DIRECTIVE = Copy every line that contains the string "Interview" from the entries below.

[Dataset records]
============================================================

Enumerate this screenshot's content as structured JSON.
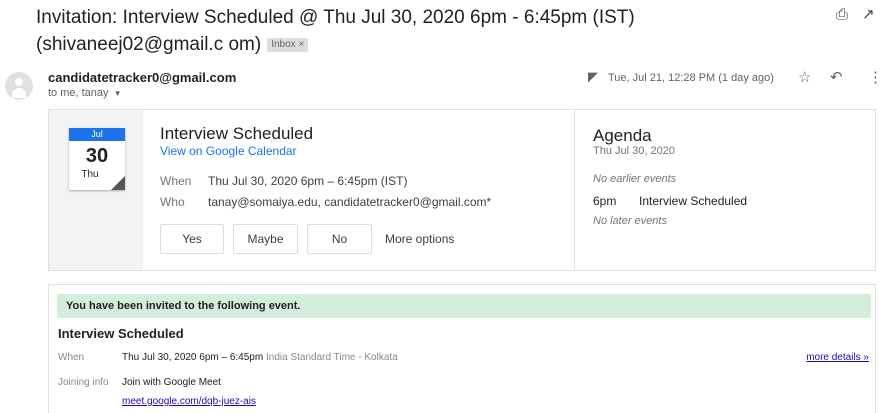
{
  "subject": "Invitation: Interview Scheduled @ Thu Jul 30, 2020 6pm - 6:45pm (IST) (shivaneej02@gmail.c om)",
  "inbox_label": "Inbox ×",
  "icons": {
    "print": "print-icon",
    "open_new": "open-in-new-window-icon",
    "avatar": "default-avatar-icon",
    "attachment": "attachment-icon",
    "star": "star-icon",
    "reply": "reply-icon",
    "more": "more-vertical-icon",
    "dropdown": "chevron-down-icon"
  },
  "sender": "candidatetracker0@gmail.com",
  "recipients": "to me, tanay",
  "date": "Tue, Jul 21, 12:28 PM (1 day ago)",
  "calendar_icon": {
    "month": "Jul",
    "day": "30",
    "weekday": "Thu"
  },
  "event": {
    "title": "Interview Scheduled",
    "view_link": "View on Google Calendar",
    "when_label": "When",
    "when_value": "Thu Jul 30, 2020 6pm – 6:45pm (IST)",
    "who_label": "Who",
    "who_value": "tanay@somaiya.edu, candidatetracker0@gmail.com*"
  },
  "rsvp": {
    "yes": "Yes",
    "maybe": "Maybe",
    "no": "No",
    "more_options": "More options"
  },
  "agenda": {
    "title": "Agenda",
    "date": "Thu Jul 30, 2020",
    "no_earlier": "No earlier events",
    "time": "6pm",
    "event": "Interview Scheduled",
    "no_later": "No later events"
  },
  "invite": {
    "banner": "You have been invited to the following event.",
    "title": "Interview Scheduled",
    "when_label": "When",
    "when_value": "Thu Jul 30, 2020 6pm – 6:45pm",
    "when_tz": "India Standard Time - Kolkata",
    "more_details": "more details »",
    "joining_label": "Joining info",
    "joining_value": "Join with Google Meet",
    "meet_link": "meet.google.com/dqb-juez-ais"
  },
  "colors": {
    "accent": "#1a73e8",
    "banner_bg": "#d4edda",
    "link": "#1a0dab"
  }
}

============================================================

OUTPUT FOR THIS TASK =
  "subject": "Invitation: Interview Scheduled @ Thu Jul 30, 2020 6pm - 6:45pm (IST) (shivaneej02@gmail.c om)",
    "title": "Interview Scheduled",
    "event": "Interview Scheduled",
    "title": "Interview Scheduled",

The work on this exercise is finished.